● STATED TASK: Rewrite all of the data below with every "answer-line" changed to "answer-row" and everything else left as it is. Leave the pictures out of your answer.

--- START PROVIDED DATA ---

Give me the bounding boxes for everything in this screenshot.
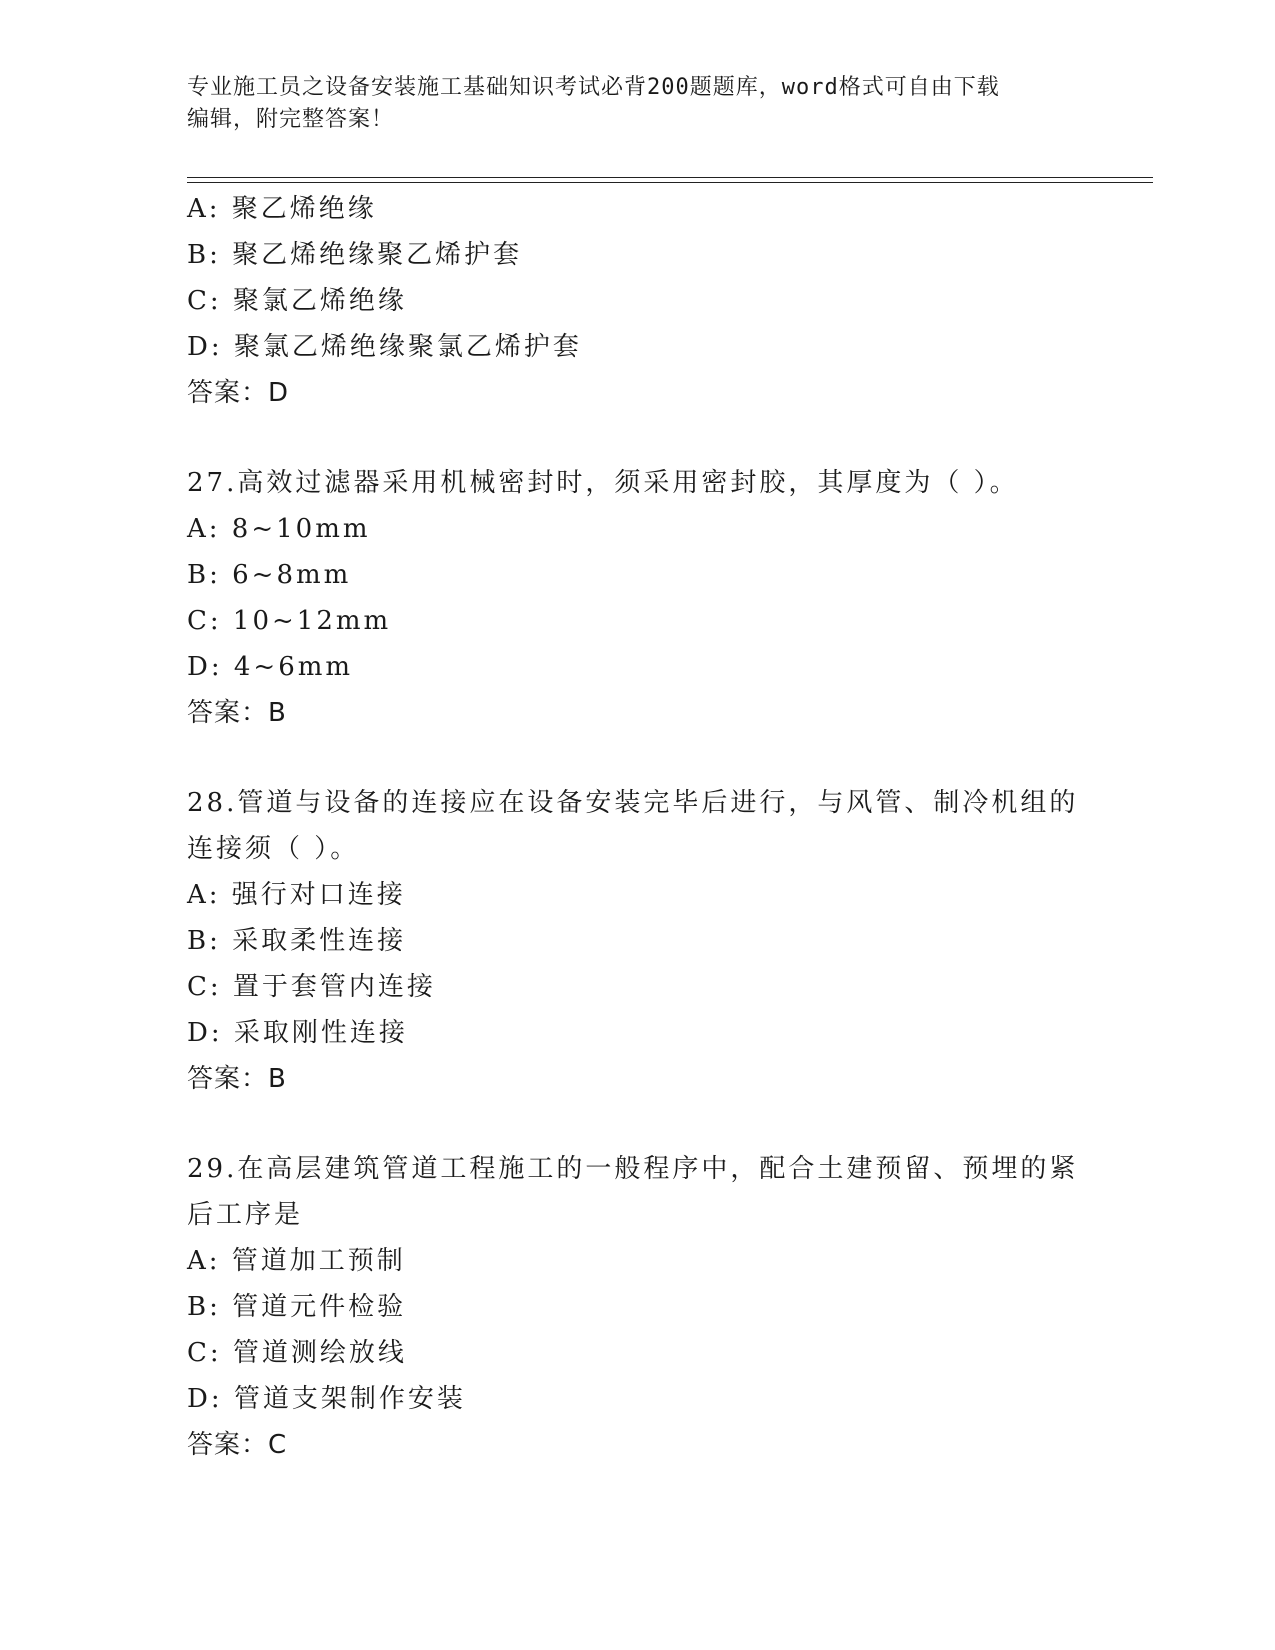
- option-b: B: 6~8mm: [187, 560, 352, 590]
- option-a: A: 强行对口连接: [187, 880, 406, 910]
- option-c: C: 管道测绘放线: [187, 1338, 407, 1368]
- option-b: B: 聚乙烯绝缘聚乙烯护套: [187, 240, 523, 270]
- header-divider-bottom: [187, 182, 1153, 183]
- option-a: A: 聚乙烯绝缘: [187, 194, 377, 224]
- option-c: C: 置于套管内连接: [187, 972, 436, 1002]
- question-stem-line2: 后工序是: [187, 1200, 304, 1230]
- header-title-line1: 专业施工员之设备安装施工基础知识考试必背200题题库，word格式可自由下载: [187, 75, 1000, 100]
- option-a: A: 管道加工预制: [187, 1246, 406, 1276]
- option-d: D: 采取刚性连接: [187, 1018, 408, 1048]
- question-stem: 27.高效过滤器采用机械密封时，须采用密封胶，其厚度为（ ）。: [187, 468, 1019, 498]
- answer-line: 答案：D: [187, 378, 290, 408]
- header-title-line2: 编辑，附完整答案！: [187, 107, 395, 132]
- question-stem-line1: 29.在高层建筑管道工程施工的一般程序中，配合土建预留、预埋的紧: [187, 1154, 1079, 1184]
- question-stem: [187, 780, 1087, 872]
- option-d: D: 管道支架制作安装: [187, 1384, 466, 1414]
- answer-line: 答案：B: [187, 1064, 287, 1094]
- question-26: [187, 186, 1087, 416]
- option-c: C: 聚氯乙烯绝缘: [187, 286, 407, 316]
- option-b: B: 管道元件检验: [187, 1292, 407, 1322]
- question-stem: [187, 1146, 1087, 1238]
- option-a: A: 8~10mm: [187, 514, 371, 544]
- answer-line: 答案：B: [187, 698, 287, 728]
- option-b: B: 采取柔性连接: [187, 926, 407, 956]
- question-stem-line1: 28.管道与设备的连接应在设备安装完毕后进行，与风管、制冷机组的: [187, 788, 1079, 818]
- question-28: [187, 780, 1087, 1102]
- question-stem-line2: 连接须（ ）。: [187, 834, 360, 864]
- option-d: D: 聚氯乙烯绝缘聚氯乙烯护套: [187, 332, 582, 362]
- question-27: [187, 460, 1087, 736]
- answer-line: 答案：C: [187, 1430, 288, 1460]
- option-c: C: 10~12mm: [187, 606, 392, 636]
- question-list: [187, 186, 1087, 1468]
- document-header: [187, 72, 1087, 136]
- question-29: [187, 1146, 1087, 1468]
- option-d: D: 4~6mm: [187, 652, 354, 682]
- header-divider-top: [187, 177, 1153, 178]
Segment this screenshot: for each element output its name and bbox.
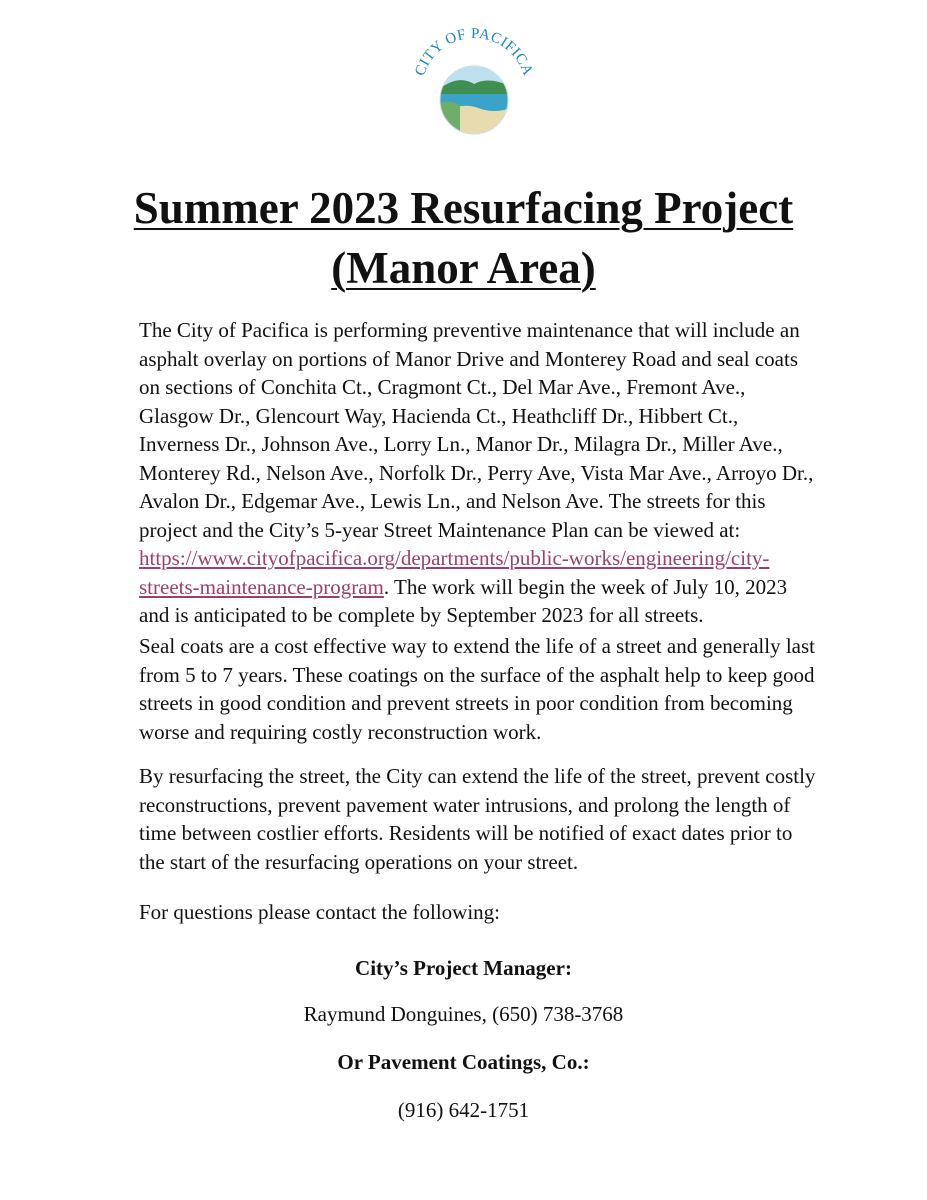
project-schedule-text: . The work will begin the week of July 10, 2023 and is anticipated to be complete by September 2023 for all streets.: [139, 574, 788, 627]
city-of-pacifica-logo: [408, 28, 538, 138]
project-manager-heading: City’s Project Manager:: [355, 956, 572, 980]
contractor-phone: (916) 642-1751: [397, 1098, 530, 1122]
svg-text:CITY OF PACIFICA: CITY OF PACIFICA: [412, 28, 536, 79]
seal-coats-paragraph: Seal coats are a cost effective way to extend the life of a street and generally last from 5 to 7 years. These coatings on the surface of the asphalt help to keep good streets in good condition and prevent streets in poor condition from becoming worse and requiring costly reconstruction work.: [139, 634, 815, 744]
project-manager-contact: Raymund Donguines, (650) 738-3768: [303, 1002, 624, 1026]
page-subtitle: (Manor Area): [331, 243, 596, 293]
project-description: [139, 316, 819, 630]
street-maintenance-plan-link[interactable]: https://www.cityofpacifica.org/departments/public-works/engineering/city-streets-maintenance-program: [139, 546, 770, 599]
contractor-heading: Or Pavement Coatings, Co.:: [337, 1050, 590, 1074]
page-title: Summer 2023 Resurfacing Project: [133, 183, 794, 233]
questions-paragraph: For questions please contact the following:: [139, 900, 501, 924]
project-description-text: The City of Pacifica is performing preventive maintenance that will include an asphalt overlay on portions of Manor Drive and Monterey Road and seal coats on sections of Conchita Ct., Cragmont Ct., Del Mar Ave., Fremont Ave., Glasgow Dr., Glencourt Way, Hacienda Ct., Heathcliff Dr., Hibbert Ct., Inverness Dr., Johnson Ave., Lorry Ln., Manor Dr., Milagra Dr., Miller Ave., Monterey Rd., Nelson Ave., Norfolk Dr., Perry Ave, Vista Mar Ave., Arroyo Dr., Avalon Dr., Edgemar Ave., Lewis Ln., and Nelson Ave. The streets for this project and the City’s 5-year Street Maintenance Plan can be viewed at:: [139, 318, 814, 542]
resurfacing-benefits-paragraph: By resurfacing the street, the City can extend the life of the street, prevent costly reconstructions, prevent pavement water intrusions, and prolong the length of time between costlier efforts. Residents will be notified of exact dates prior to the start of the resurfacing operations on your street.: [139, 764, 816, 874]
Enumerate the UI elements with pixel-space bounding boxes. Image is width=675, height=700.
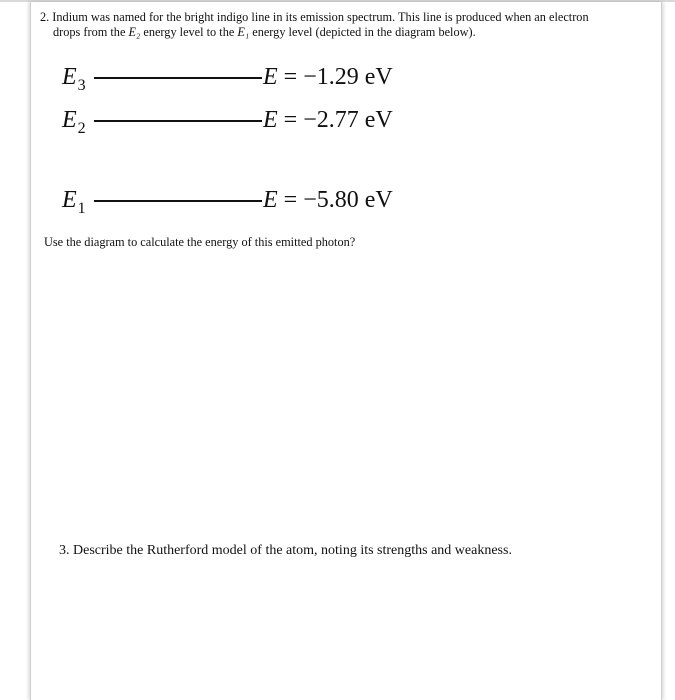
- level-e1-energy: [263, 185, 393, 215]
- level-e2-energy-symbol: E: [263, 107, 278, 133]
- question-2-line-2-mid: energy level to the: [140, 25, 238, 39]
- question-2: [40, 10, 630, 40]
- level-e3-equals: =: [283, 64, 298, 90]
- level-e1-subscript: 1: [77, 200, 86, 217]
- photon-energy-prompt: Use the diagram to calculate the energy of this emitted photon?: [44, 235, 356, 249]
- level-e1-symbol: E: [62, 187, 77, 213]
- question-2-line-1: 2. Indium was named for the bright indigo line in its emission spectrum. This line is produced when an electron: [40, 10, 589, 24]
- level-e3-value: −1.29 eV: [303, 64, 393, 90]
- question-2-e1-symbol: E₁: [237, 25, 250, 39]
- energy-level-e3: [0, 62, 675, 96]
- level-e1-energy-symbol: E: [263, 187, 278, 213]
- level-e2-line: [94, 120, 262, 122]
- level-e3-subscript: 3: [77, 77, 86, 94]
- question-2-line-2-prefix: drops from the: [53, 25, 129, 39]
- question-2-line-2: [40, 25, 630, 40]
- level-e2-value: −2.77 eV: [303, 107, 393, 133]
- question-2-e2-symbol: E₂: [128, 25, 141, 39]
- level-e3-energy-symbol: E: [263, 64, 278, 90]
- level-e3-symbol: E: [62, 64, 77, 90]
- level-e1-label: [62, 185, 86, 224]
- level-e2-equals: =: [283, 107, 298, 133]
- level-e2-label: [62, 105, 86, 144]
- level-e1-value: −5.80 eV: [303, 187, 393, 213]
- energy-level-e1: [0, 185, 675, 219]
- level-e2-energy: [263, 105, 393, 135]
- question-2-line-2-suffix: energy level (depicted in the diagram below).: [249, 25, 476, 39]
- question-3: 3. Describe the Rutherford model of the atom, noting its strengths and weakness.: [59, 543, 512, 558]
- level-e2-subscript: 2: [77, 120, 86, 137]
- level-e3-label: [62, 62, 86, 101]
- level-e1-line: [94, 200, 262, 202]
- level-e3-line: [94, 77, 262, 79]
- level-e1-equals: =: [283, 187, 298, 213]
- energy-level-e2: [0, 105, 675, 139]
- level-e2-symbol: E: [62, 107, 77, 133]
- level-e3-energy: [263, 62, 393, 92]
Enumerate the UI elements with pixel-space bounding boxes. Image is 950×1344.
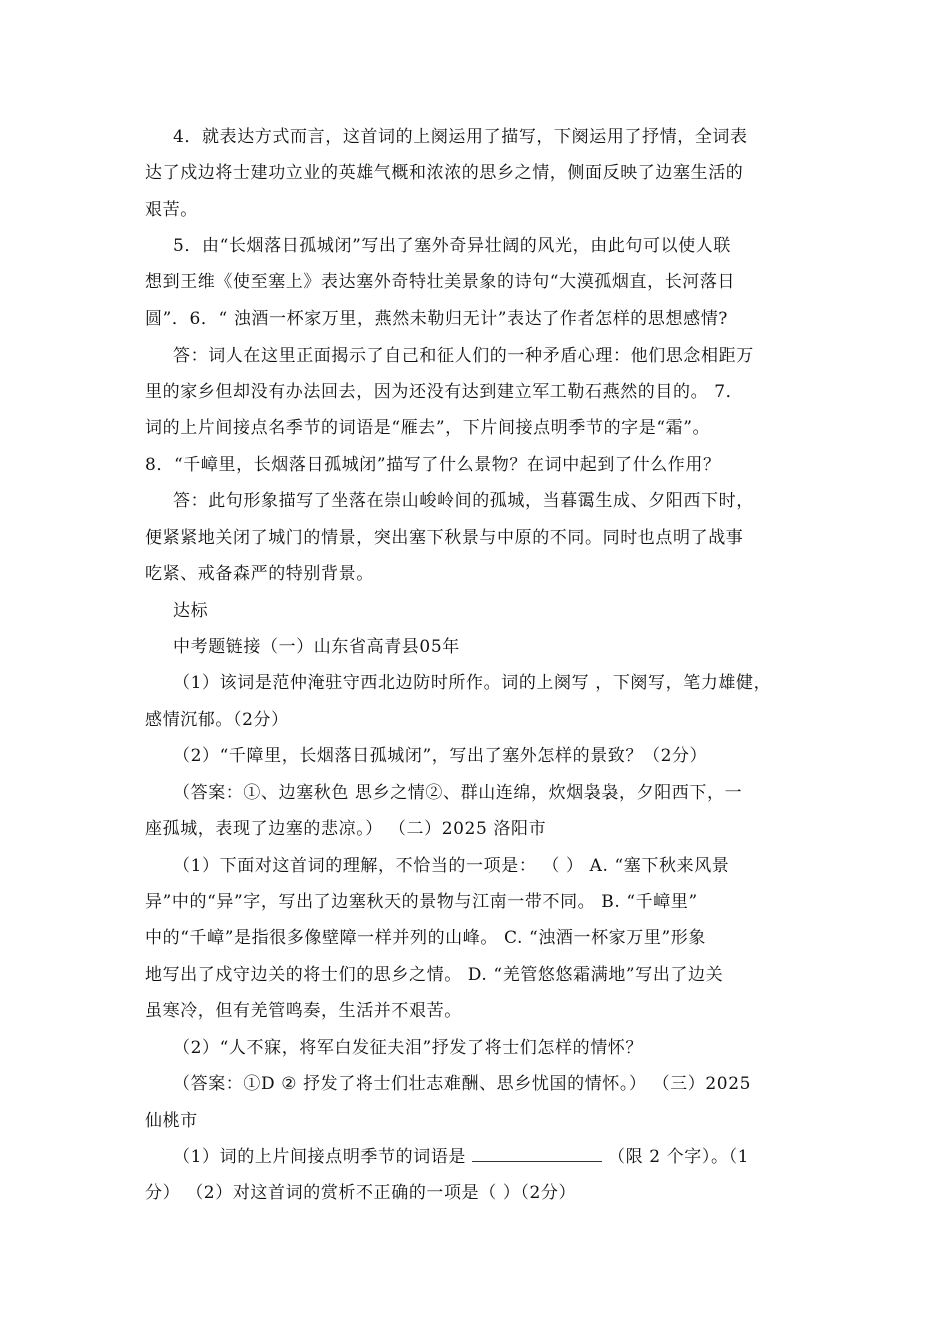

--- END PROVIDED DATA ---

● FULL RESPONSE:
Give me the bounding boxes for everything in this screenshot.
- option-b: B: 6~8mm: [187, 560, 352, 590]
- option-a: A: 强行对口连接: [187, 880, 406, 910]
- option-c: C: 管道测绘放线: [187, 1338, 407, 1368]
- option-b: B: 聚乙烯绝缘聚乙烯护套: [187, 240, 523, 270]
- header-divider-bottom: [187, 182, 1153, 183]
- option-a: A: 聚乙烯绝缘: [187, 194, 377, 224]
- option-c: C: 置于套管内连接: [187, 972, 436, 1002]
- question-stem-line2: 后工序是: [187, 1200, 304, 1230]
- header-title-line1: 专业施工员之设备安装施工基础知识考试必背200题题库，word格式可自由下载: [187, 75, 1000, 100]
- option-a: A: 管道加工预制: [187, 1246, 406, 1276]
- option-d: D: 采取刚性连接: [187, 1018, 408, 1048]
- question-stem: 27.高效过滤器采用机械密封时，须采用密封胶，其厚度为（ ）。: [187, 468, 1019, 498]
- answer-row: 答案：D: [187, 378, 290, 408]
- header-title-line2: 编辑，附完整答案！: [187, 107, 395, 132]
- question-stem-line1: 29.在高层建筑管道工程施工的一般程序中，配合土建预留、预埋的紧: [187, 1154, 1079, 1184]
- question-stem: [187, 780, 1087, 872]
- option-d: D: 管道支架制作安装: [187, 1384, 466, 1414]
- answer-row: 答案：B: [187, 1064, 287, 1094]
- question-26: [187, 186, 1087, 416]
- option-c: C: 聚氯乙烯绝缘: [187, 286, 407, 316]
- option-b: B: 管道元件检验: [187, 1292, 407, 1322]
- question-stem: [187, 1146, 1087, 1238]
- option-a: A: 8~10mm: [187, 514, 371, 544]
- answer-row: 答案：B: [187, 698, 287, 728]
- option-b: B: 采取柔性连接: [187, 926, 407, 956]
- question-stem-line1: 28.管道与设备的连接应在设备安装完毕后进行，与风管、制冷机组的: [187, 788, 1079, 818]
- question-28: [187, 780, 1087, 1102]
- question-stem-line2: 连接须（ ）。: [187, 834, 360, 864]
- option-d: D: 聚氯乙烯绝缘聚氯乙烯护套: [187, 332, 582, 362]
- question-27: [187, 460, 1087, 736]
- answer-row: 答案：C: [187, 1430, 288, 1460]
- option-c: C: 10~12mm: [187, 606, 392, 636]
- question-list: [187, 186, 1087, 1468]
- document-header: [187, 72, 1087, 136]
- question-29: [187, 1146, 1087, 1468]
- option-d: D: 4~6mm: [187, 652, 354, 682]
- header-divider-top: [187, 177, 1153, 178]
Segment this screenshot: for each element output its name and bbox.
project-schedule-text: . The work will begin the week of July 10, 2023 and is anticipated to be complete by September 2023 for all streets.: [139, 574, 788, 627]
city-of-pacifica-logo: [408, 28, 538, 138]
project-manager-heading: City’s Project Manager:: [355, 956, 572, 980]
contractor-phone: (916) 642-1751: [397, 1098, 530, 1122]
svg-text:CITY OF PACIFICA: CITY OF PACIFICA: [412, 28, 536, 79]
seal-coats-paragraph: Seal coats are a cost effective way to extend the life of a street and generally last from 5 to 7 years. These coatings on the surface of the asphalt help to keep good streets in good condition and prevent streets in poor condition from becoming worse and requiring costly reconstruction work.: [139, 634, 815, 744]
project-manager-contact: Raymund Donguines, (650) 738-3768: [303, 1002, 624, 1026]
page-subtitle: (Manor Area): [331, 243, 596, 293]
project-description: [139, 316, 819, 630]
street-maintenance-plan-link[interactable]: https://www.cityofpacifica.org/departments/public-works/engineering/city-streets-maintenance-program: [139, 546, 770, 599]
contractor-heading: Or Pavement Coatings, Co.:: [337, 1050, 590, 1074]
page-title: Summer 2023 Resurfacing Project: [133, 183, 794, 233]
questions-paragraph: For questions please contact the following:: [139, 900, 501, 924]
project-description-text: The City of Pacifica is performing preventive maintenance that will include an asphalt overlay on portions of Manor Drive and Monterey Road and seal coats on sections of Conchita Ct., Cragmont Ct., Del Mar Ave., Fremont Ave., Glasgow Dr., Glencourt Way, Hacienda Ct., Heathcliff Dr., Hibbert Ct., Inverness Dr., Johnson Ave., Lorry Ln., Manor Dr., Milagra Dr., Miller Ave., Monterey Rd., Nelson Ave., Norfolk Dr., Perry Ave, Vista Mar Ave., Arroyo Dr., Avalon Dr., Edgemar Ave., Lewis Ln., and Nelson Ave. The streets for this project and the City’s 5-year Street Maintenance Plan can be viewed at:: [139, 318, 814, 542]
resurfacing-benefits-paragraph: By resurfacing the street, the City can extend the life of the street, prevent costly reconstructions, prevent pavement water intrusions, and prolong the length of time between costlier efforts. Residents will be notified of exact dates prior to the start of the resurfacing operations on your street.: [139, 764, 816, 874]
Enumerate the UI elements with pixel-space bounding boxes. Image is width=675, height=700.
- level-e1-energy: [263, 185, 393, 215]
- level-e2-energy-symbol: E: [263, 107, 278, 133]
- question-2-line-2-mid: energy level to the: [140, 25, 238, 39]
- question-2: [40, 10, 630, 40]
- level-e3-equals: =: [283, 64, 298, 90]
- level-e1-subscript: 1: [77, 200, 86, 217]
- photon-energy-prompt: Use the diagram to calculate the energy of this emitted photon?: [44, 235, 356, 249]
- level-e1-symbol: E: [62, 187, 77, 213]
- question-2-line-1: 2. Indium was named for the bright indigo line in its emission spectrum. This line is produced when an electron: [40, 10, 589, 24]
- level-e3-value: −1.29 eV: [303, 64, 393, 90]
- question-2-e1-symbol: E₁: [237, 25, 250, 39]
- energy-level-e3: [0, 62, 675, 96]
- level-e1-energy-symbol: E: [263, 187, 278, 213]
- level-e2-line: [94, 120, 262, 122]
- level-e3-subscript: 3: [77, 77, 86, 94]
- question-2-line-2-prefix: drops from the: [53, 25, 129, 39]
- question-2-line-2: [40, 25, 630, 40]
- level-e2-value: −2.77 eV: [303, 107, 393, 133]
- question-2-e2-symbol: E₂: [128, 25, 141, 39]
- level-e3-energy-symbol: E: [263, 64, 278, 90]
- level-e3-symbol: E: [62, 64, 77, 90]
- level-e1-label: [62, 185, 86, 224]
- level-e2-equals: =: [283, 107, 298, 133]
- level-e2-label: [62, 105, 86, 144]
- level-e1-value: −5.80 eV: [303, 187, 393, 213]
- energy-level-e1: [0, 185, 675, 219]
- level-e2-energy: [263, 105, 393, 135]
- question-2-line-2-suffix: energy level (depicted in the diagram below).: [249, 25, 476, 39]
- question-3: 3. Describe the Rutherford model of the atom, noting its strengths and weakness.: [59, 543, 512, 558]
- level-e2-subscript: 2: [77, 120, 86, 137]
- level-e3-label: [62, 62, 86, 101]
- level-e1-line: [94, 200, 262, 202]
- level-e3-line: [94, 77, 262, 79]
- level-e1-equals: =: [283, 187, 298, 213]
- energy-level-e2: [0, 105, 675, 139]
- level-e2-symbol: E: [62, 107, 77, 133]
- level-e3-energy: [263, 62, 393, 92]
Enumerate the UI elements with pixel-space bounding boxes. Image is 950×1344.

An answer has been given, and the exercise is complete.